--- Source material ---
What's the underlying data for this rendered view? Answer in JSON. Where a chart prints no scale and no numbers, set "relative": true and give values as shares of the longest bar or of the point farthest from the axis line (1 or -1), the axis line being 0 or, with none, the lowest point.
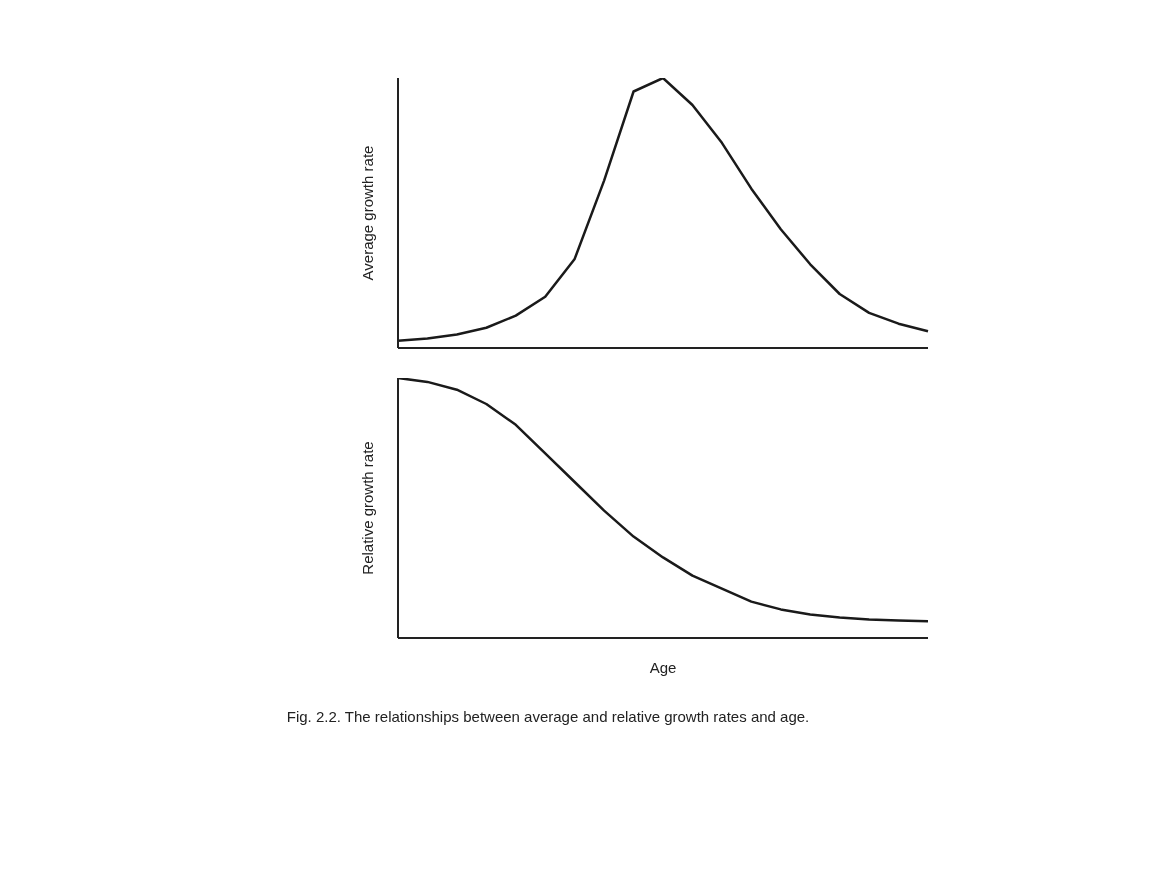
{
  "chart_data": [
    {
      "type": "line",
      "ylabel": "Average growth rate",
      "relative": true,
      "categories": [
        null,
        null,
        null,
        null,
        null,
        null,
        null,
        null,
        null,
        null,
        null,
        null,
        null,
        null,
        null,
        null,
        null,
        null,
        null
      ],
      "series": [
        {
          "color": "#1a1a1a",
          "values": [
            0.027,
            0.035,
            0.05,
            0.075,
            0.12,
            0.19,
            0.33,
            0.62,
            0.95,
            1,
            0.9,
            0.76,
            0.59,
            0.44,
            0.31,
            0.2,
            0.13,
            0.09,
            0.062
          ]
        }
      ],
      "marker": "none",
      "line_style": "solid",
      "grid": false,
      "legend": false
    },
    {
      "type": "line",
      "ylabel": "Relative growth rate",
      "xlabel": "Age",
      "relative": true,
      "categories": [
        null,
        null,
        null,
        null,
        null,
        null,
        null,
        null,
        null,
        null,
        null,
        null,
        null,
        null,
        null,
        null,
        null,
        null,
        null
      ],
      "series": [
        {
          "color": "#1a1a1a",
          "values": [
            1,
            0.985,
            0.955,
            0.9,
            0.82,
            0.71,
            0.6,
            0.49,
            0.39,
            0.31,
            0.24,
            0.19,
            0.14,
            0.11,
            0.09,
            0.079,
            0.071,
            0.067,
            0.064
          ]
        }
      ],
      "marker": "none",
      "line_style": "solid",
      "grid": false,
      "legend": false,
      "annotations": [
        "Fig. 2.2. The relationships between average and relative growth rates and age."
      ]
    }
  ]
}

--- Exercise task ---
Reproduce all of the data exactly, omitting each picture it holds.

--- Final answer ---
What's the underlying data for this rendered view? Answer in JSON. Where a chart prints no scale and no numbers, set "relative": true and give values as shares of the longest bar or of the point farthest from the axis line (1 or -1), the axis line being 0 or, with none, the lowest point.
{
  "chart_data": [
    {
      "type": "line",
      "ylabel": "Average growth rate",
      "relative": true,
      "categories": [
        null,
        null,
        null,
        null,
        null,
        null,
        null,
        null,
        null,
        null,
        null,
        null,
        null,
        null,
        null,
        null,
        null,
        null,
        null
      ],
      "series": [
        {
          "color": "#1a1a1a",
          "values": [
            0.027,
            0.035,
            0.05,
            0.075,
            0.12,
            0.19,
            0.33,
            0.62,
            0.95,
            1,
            0.9,
            0.76,
            0.59,
            0.44,
            0.31,
            0.2,
            0.13,
            0.09,
            0.062
          ]
        }
      ],
      "marker": "none",
      "line_style": "solid",
      "grid": false,
      "legend": false
    },
    {
      "type": "line",
      "ylabel": "Relative growth rate",
      "xlabel": "Age",
      "relative": true,
      "categories": [
        null,
        null,
        null,
        null,
        null,
        null,
        null,
        null,
        null,
        null,
        null,
        null,
        null,
        null,
        null,
        null,
        null,
        null,
        null
      ],
      "series": [
        {
          "color": "#1a1a1a",
          "values": [
            1,
            0.985,
            0.955,
            0.9,
            0.82,
            0.71,
            0.6,
            0.49,
            0.39,
            0.31,
            0.24,
            0.19,
            0.14,
            0.11,
            0.09,
            0.079,
            0.071,
            0.067,
            0.064
          ]
        }
      ],
      "marker": "none",
      "line_style": "solid",
      "grid": false,
      "legend": false,
      "annotations": [
        "Fig. 2.2. The relationships between average and relative growth rates and age."
      ]
    }
  ]
}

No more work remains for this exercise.